[REQUEST]:
Copy the data that follows, character for character, minus the pictures.

(Stored data entries)
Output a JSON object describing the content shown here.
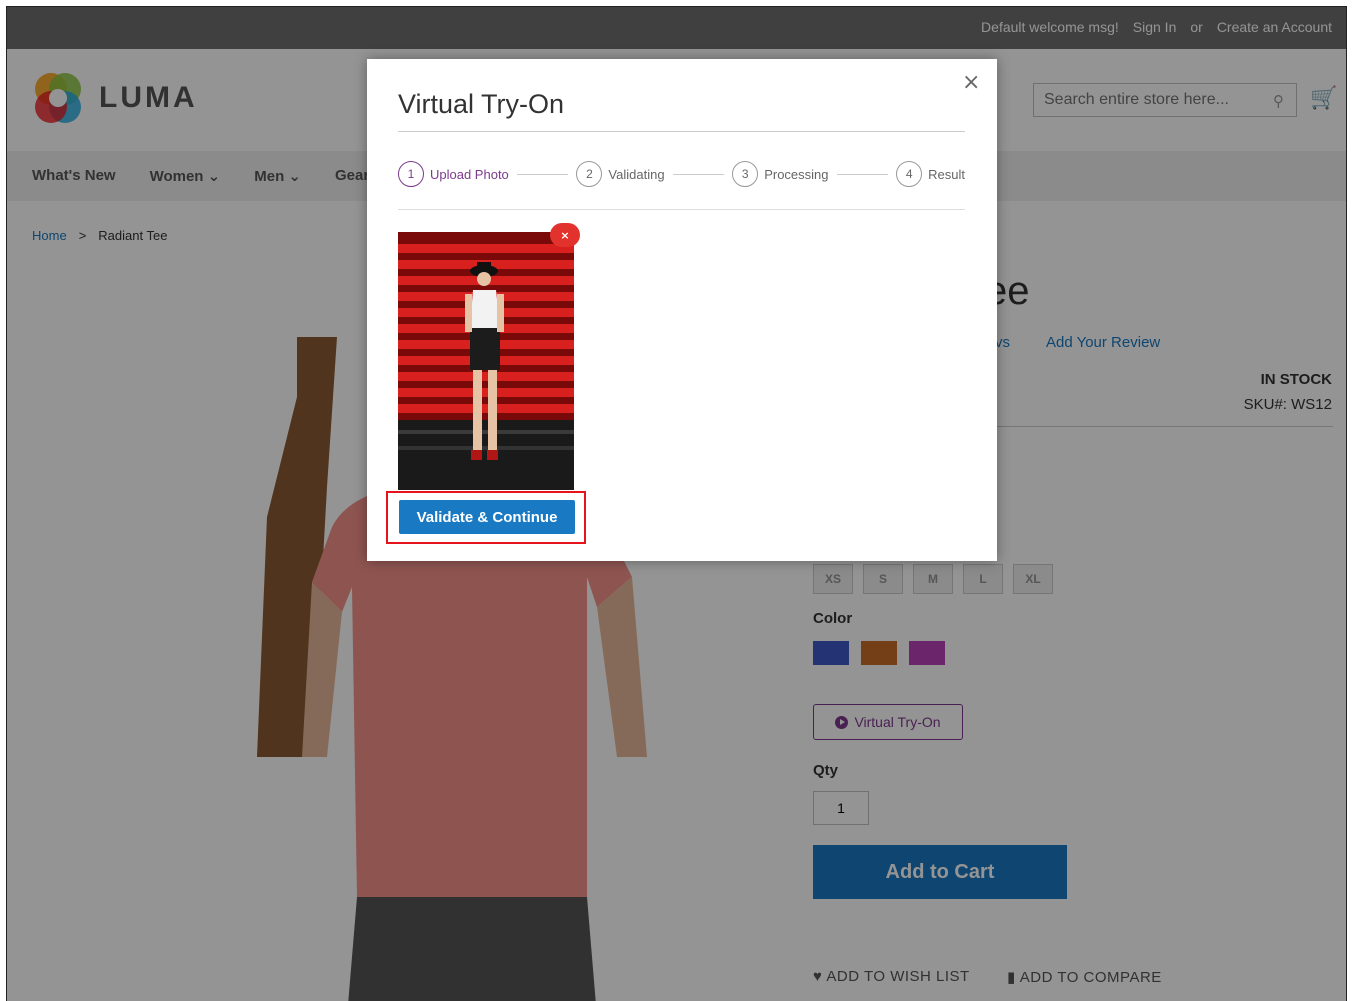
{
  "header": {
    "welcome": "Default welcome msg!",
    "sign_in": "Sign In",
    "or": "or",
    "create_account": "Create an Account"
  },
  "logo": {
    "text": "LUMA"
  },
  "search": {
    "placeholder": "Search entire store here..."
  },
  "nav": {
    "items": [
      "What's New",
      "Women",
      "Men",
      "Gear"
    ]
  },
  "breadcrumb": {
    "home": "Home",
    "separator": ">",
    "current": "Radiant Tee"
  },
  "product": {
    "title_partial": "ee",
    "reviews_partial": "vs",
    "add_review": "Add Your Review",
    "stock": "IN STOCK",
    "sku": "SKU#:  WS12",
    "sizes": [
      "XS",
      "S",
      "M",
      "L",
      "XL"
    ],
    "color_label": "Color",
    "colors": [
      "#3f59c8",
      "#c86b28",
      "#b941b9"
    ],
    "tryon_label": "Virtual Try-On",
    "qty_label": "Qty",
    "qty_value": "1",
    "add_to_cart": "Add to Cart",
    "wish_list": "ADD TO WISH LIST",
    "compare": "ADD TO COMPARE"
  },
  "modal": {
    "title": "Virtual Try-On",
    "close": "×",
    "steps": [
      {
        "num": "1",
        "label": "Upload Photo"
      },
      {
        "num": "2",
        "label": "Validating"
      },
      {
        "num": "3",
        "label": "Processing"
      },
      {
        "num": "4",
        "label": "Result"
      }
    ],
    "remove": "×",
    "validate_label": "Validate & Continue"
  }
}
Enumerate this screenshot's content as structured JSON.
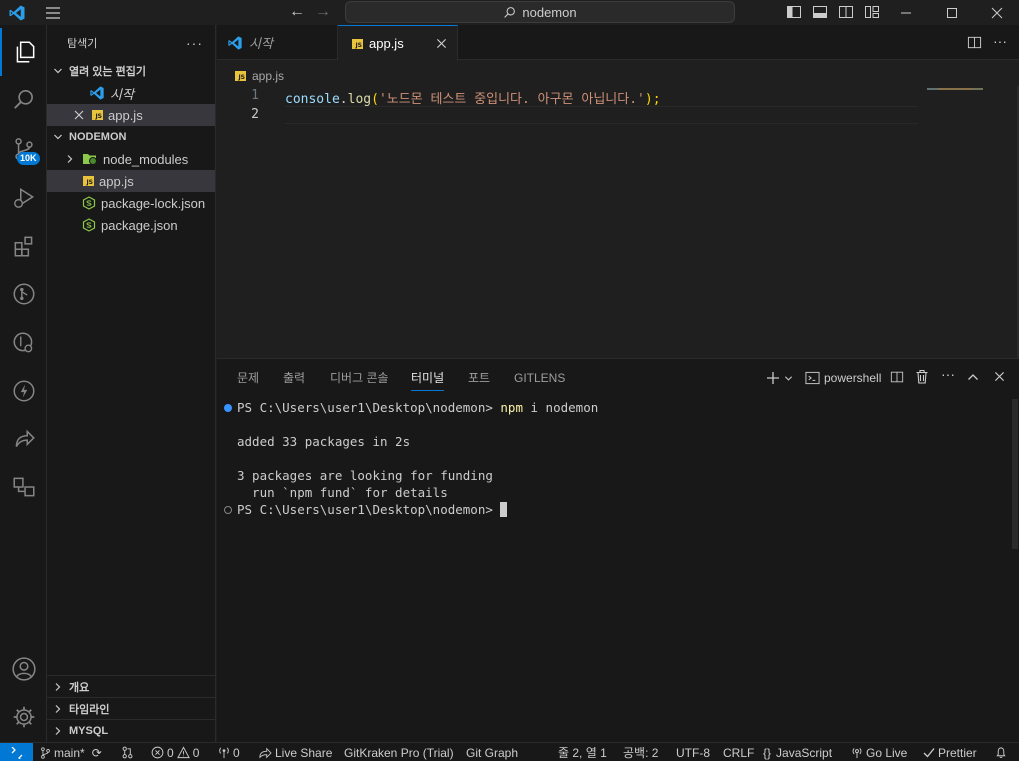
{
  "title_bar": {
    "search_text": "nodemon"
  },
  "sidebar": {
    "title": "탐색기",
    "open_editors_header": "열려 있는 편집기",
    "open_editors": [
      {
        "label": "시작"
      },
      {
        "label": "app.js"
      }
    ],
    "workspace_header": "NODEMON",
    "files": [
      {
        "label": "node_modules"
      },
      {
        "label": "app.js"
      },
      {
        "label": "package-lock.json"
      },
      {
        "label": "package.json"
      }
    ],
    "bottom_sections": [
      {
        "label": "개요"
      },
      {
        "label": "타임라인"
      },
      {
        "label": "MYSQL"
      }
    ]
  },
  "activity_bar": {
    "source_control_badge": "10K"
  },
  "editor": {
    "tabs": [
      {
        "label": "시작"
      },
      {
        "label": "app.js"
      }
    ],
    "breadcrumb": "app.js",
    "lines": [
      {
        "number": "1",
        "code_obj": "console",
        "code_dot": ".",
        "code_fn": "log",
        "code_open": "(",
        "code_str": "'노드몬 테스트 중입니다. 아구몬 아닙니다.'",
        "code_close": ");"
      },
      {
        "number": "2"
      }
    ]
  },
  "panel": {
    "tabs": [
      "문제",
      "출력",
      "디버그 콘솔",
      "터미널",
      "포트",
      "GITLENS"
    ],
    "active_tab_index": 3,
    "shell_name": "powershell",
    "terminal": {
      "prompt1": "PS C:\\Users\\user1\\Desktop\\nodemon> ",
      "command1_bin": "npm",
      "command1_args": " i nodemon",
      "out1": "added 33 packages in 2s",
      "out2": "3 packages are looking for funding",
      "out3": "  run `npm fund` for details",
      "prompt2": "PS C:\\Users\\user1\\Desktop\\nodemon> "
    }
  },
  "status_bar": {
    "branch": "main*",
    "errors": "0",
    "warnings": "0",
    "ports": "0",
    "live_share": "Live Share",
    "gitkraken": "GitKraken Pro (Trial)",
    "git_graph": "Git Graph",
    "cursor_pos": "줄 2, 열 1",
    "spaces": "공백: 2",
    "encoding": "UTF-8",
    "eol": "CRLF",
    "language": "JavaScript",
    "go_live": "Go Live",
    "prettier": "Prettier"
  },
  "colors": {
    "accent": "#0078d4",
    "js_icon": "#e8c33c",
    "string": "#ce9178",
    "function": "#dcdcaa",
    "variable": "#9cdcfe",
    "node_green": "#8cc84b"
  }
}
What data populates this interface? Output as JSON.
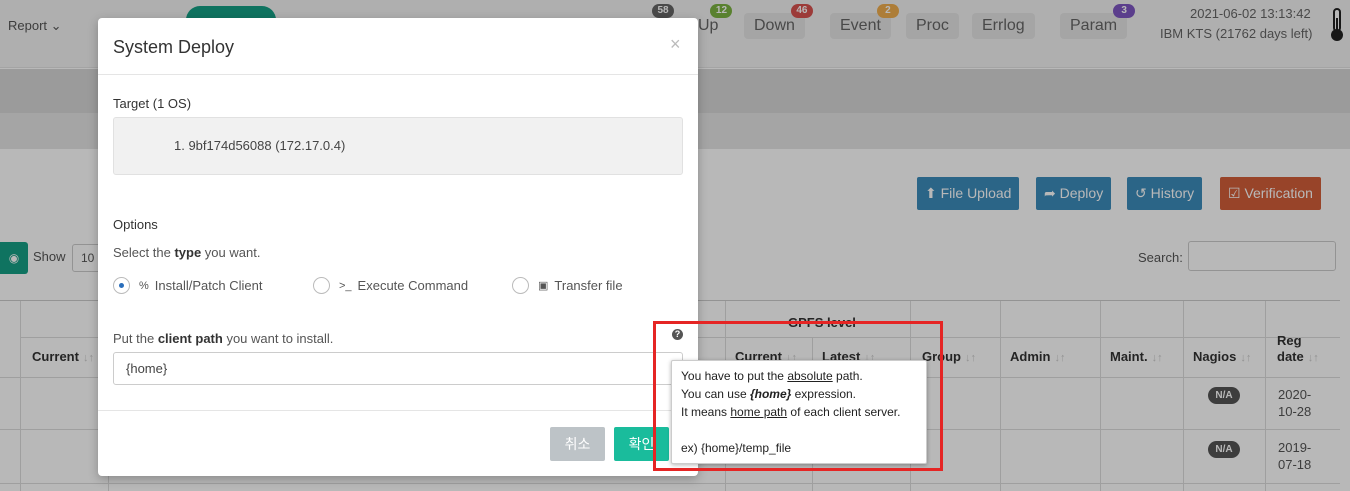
{
  "header": {
    "report_menu": "Report",
    "tabs": [
      {
        "label": "Up",
        "badge": "12"
      },
      {
        "label": "Down",
        "badge": "46"
      },
      {
        "label": "Event",
        "badge": "2"
      },
      {
        "label": "Proc",
        "badge": ""
      },
      {
        "label": "Errlog",
        "badge": ""
      },
      {
        "label": "Param",
        "badge": "3"
      }
    ],
    "first_badge": "58",
    "datetime": "2021-06-02 13:13:42",
    "license": "IBM KTS (21762 days left)"
  },
  "toolbar": {
    "file_upload": "File Upload",
    "deploy": "Deploy",
    "history": "History",
    "verification": "Verification"
  },
  "table_controls": {
    "show_label": "Show",
    "show_value": "10",
    "search_label": "Search:"
  },
  "table": {
    "gpfs_header": "GPFS level",
    "headers": [
      "Current",
      "Current",
      "Latest",
      "Group",
      "Admin",
      "Maint.",
      "Nagios",
      "Reg date"
    ],
    "rows": [
      {
        "nagios": "N/A",
        "reg_date": "2020-10-28"
      },
      {
        "nagios": "N/A",
        "reg_date": "2019-07-18"
      }
    ]
  },
  "modal": {
    "title": "System Deploy",
    "close": "×",
    "target_label": "Target (1 OS)",
    "target_item": "1. 9bf174d56088 (172.17.0.4)",
    "options_label": "Options",
    "type_hint_prefix": "Select the ",
    "type_hint_bold": "type",
    "type_hint_suffix": " you want.",
    "options": [
      {
        "label": "Install/Patch Client",
        "selected": true
      },
      {
        "label": "Execute Command",
        "selected": false
      },
      {
        "label": "Transfer file",
        "selected": false
      }
    ],
    "path_hint_prefix": "Put the ",
    "path_hint_bold": "client path",
    "path_hint_suffix": " you want to install.",
    "path_value": "{home}",
    "cancel_label": "취소",
    "ok_label": "확인"
  },
  "tooltip": {
    "l1_a": "You have to put the ",
    "l1_u": "absolute",
    "l1_b": " path.",
    "l2_a": "You can use ",
    "l2_em": "{home}",
    "l2_b": " expression.",
    "l3_a": "It means ",
    "l3_u": "home path",
    "l3_b": " of each client server.",
    "example": "ex) {home}/temp_file"
  },
  "colors": {
    "accent_teal": "#1abc9c",
    "button_blue": "#3c8dbc",
    "button_orange": "#d35f3a",
    "highlight_red": "#e52524"
  }
}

[TASK RESPONSE]:
Output a JSON object describing the content shown here.
{
  "header": {
    "welcome": "Default welcome msg!",
    "sign_in": "Sign In",
    "or": "or",
    "create_account": "Create an Account"
  },
  "logo": {
    "text": "LUMA"
  },
  "search": {
    "placeholder": "Search entire store here..."
  },
  "nav": {
    "items": [
      "What's New",
      "Women",
      "Men",
      "Gear"
    ]
  },
  "breadcrumb": {
    "home": "Home",
    "separator": ">",
    "current": "Radiant Tee"
  },
  "product": {
    "title_partial": "ee",
    "reviews_partial": "vs",
    "add_review": "Add Your Review",
    "stock": "IN STOCK",
    "sku": "SKU#:  WS12",
    "sizes": [
      "XS",
      "S",
      "M",
      "L",
      "XL"
    ],
    "color_label": "Color",
    "colors": [
      "#3f59c8",
      "#c86b28",
      "#b941b9"
    ],
    "tryon_label": "Virtual Try-On",
    "qty_label": "Qty",
    "qty_value": "1",
    "add_to_cart": "Add to Cart",
    "wish_list": "ADD TO WISH LIST",
    "compare": "ADD TO COMPARE"
  },
  "modal": {
    "title": "Virtual Try-On",
    "close": "×",
    "steps": [
      {
        "num": "1",
        "label": "Upload Photo"
      },
      {
        "num": "2",
        "label": "Validating"
      },
      {
        "num": "3",
        "label": "Processing"
      },
      {
        "num": "4",
        "label": "Result"
      }
    ],
    "remove": "×",
    "validate_label": "Validate & Continue"
  }
}
Enumerate this screenshot's content as structured JSON.
{
  "title_bar": {
    "search_text": "nodemon"
  },
  "sidebar": {
    "title": "탐색기",
    "open_editors_header": "열려 있는 편집기",
    "open_editors": [
      {
        "label": "시작"
      },
      {
        "label": "app.js"
      }
    ],
    "workspace_header": "NODEMON",
    "files": [
      {
        "label": "node_modules"
      },
      {
        "label": "app.js"
      },
      {
        "label": "package-lock.json"
      },
      {
        "label": "package.json"
      }
    ],
    "bottom_sections": [
      {
        "label": "개요"
      },
      {
        "label": "타임라인"
      },
      {
        "label": "MYSQL"
      }
    ]
  },
  "activity_bar": {
    "source_control_badge": "10K"
  },
  "editor": {
    "tabs": [
      {
        "label": "시작"
      },
      {
        "label": "app.js"
      }
    ],
    "breadcrumb": "app.js",
    "lines": [
      {
        "number": "1",
        "code_obj": "console",
        "code_dot": ".",
        "code_fn": "log",
        "code_open": "(",
        "code_str": "'노드몬 테스트 중입니다. 아구몬 아닙니다.'",
        "code_close": ");"
      },
      {
        "number": "2"
      }
    ]
  },
  "panel": {
    "tabs": [
      "문제",
      "출력",
      "디버그 콘솔",
      "터미널",
      "포트",
      "GITLENS"
    ],
    "active_tab_index": 3,
    "shell_name": "powershell",
    "terminal": {
      "prompt1": "PS C:\\Users\\user1\\Desktop\\nodemon> ",
      "command1_bin": "npm",
      "command1_args": " i nodemon",
      "out1": "added 33 packages in 2s",
      "out2": "3 packages are looking for funding",
      "out3": "  run `npm fund` for details",
      "prompt2": "PS C:\\Users\\user1\\Desktop\\nodemon> "
    }
  },
  "status_bar": {
    "branch": "main*",
    "errors": "0",
    "warnings": "0",
    "ports": "0",
    "live_share": "Live Share",
    "gitkraken": "GitKraken Pro (Trial)",
    "git_graph": "Git Graph",
    "cursor_pos": "줄 2, 열 1",
    "spaces": "공백: 2",
    "encoding": "UTF-8",
    "eol": "CRLF",
    "language": "JavaScript",
    "go_live": "Go Live",
    "prettier": "Prettier"
  },
  "colors": {
    "accent": "#0078d4",
    "js_icon": "#e8c33c",
    "string": "#ce9178",
    "function": "#dcdcaa",
    "variable": "#9cdcfe",
    "node_green": "#8cc84b"
  }
}
What data populates this interface? Output as JSON.
{
  "header": {
    "report_menu": "Report",
    "tabs": [
      {
        "label": "Up",
        "badge": "12"
      },
      {
        "label": "Down",
        "badge": "46"
      },
      {
        "label": "Event",
        "badge": "2"
      },
      {
        "label": "Proc",
        "badge": ""
      },
      {
        "label": "Errlog",
        "badge": ""
      },
      {
        "label": "Param",
        "badge": "3"
      }
    ],
    "first_badge": "58",
    "datetime": "2021-06-02 13:13:42",
    "license": "IBM KTS (21762 days left)"
  },
  "toolbar": {
    "file_upload": "File Upload",
    "deploy": "Deploy",
    "history": "History",
    "verification": "Verification"
  },
  "table_controls": {
    "show_label": "Show",
    "show_value": "10",
    "search_label": "Search:"
  },
  "table": {
    "gpfs_header": "GPFS level",
    "headers": [
      "Current",
      "Current",
      "Latest",
      "Group",
      "Admin",
      "Maint.",
      "Nagios",
      "Reg date"
    ],
    "rows": [
      {
        "nagios": "N/A",
        "reg_date": "2020-10-28"
      },
      {
        "nagios": "N/A",
        "reg_date": "2019-07-18"
      }
    ]
  },
  "modal": {
    "title": "System Deploy",
    "close": "×",
    "target_label": "Target (1 OS)",
    "target_item": "1. 9bf174d56088 (172.17.0.4)",
    "options_label": "Options",
    "type_hint_prefix": "Select the ",
    "type_hint_bold": "type",
    "type_hint_suffix": " you want.",
    "options": [
      {
        "label": "Install/Patch Client",
        "selected": true
      },
      {
        "label": "Execute Command",
        "selected": false
      },
      {
        "label": "Transfer file",
        "selected": false
      }
    ],
    "path_hint_prefix": "Put the ",
    "path_hint_bold": "client path",
    "path_hint_suffix": " you want to install.",
    "path_value": "{home}",
    "cancel_label": "취소",
    "ok_label": "확인"
  },
  "tooltip": {
    "l1_a": "You have to put the ",
    "l1_u": "absolute",
    "l1_b": " path.",
    "l2_a": "You can use ",
    "l2_em": "{home}",
    "l2_b": " expression.",
    "l3_a": "It means ",
    "l3_u": "home path",
    "l3_b": " of each client server.",
    "example": "ex) {home}/temp_file"
  },
  "colors": {
    "accent_teal": "#1abc9c",
    "button_blue": "#3c8dbc",
    "button_orange": "#d35f3a",
    "highlight_red": "#e52524"
  }
}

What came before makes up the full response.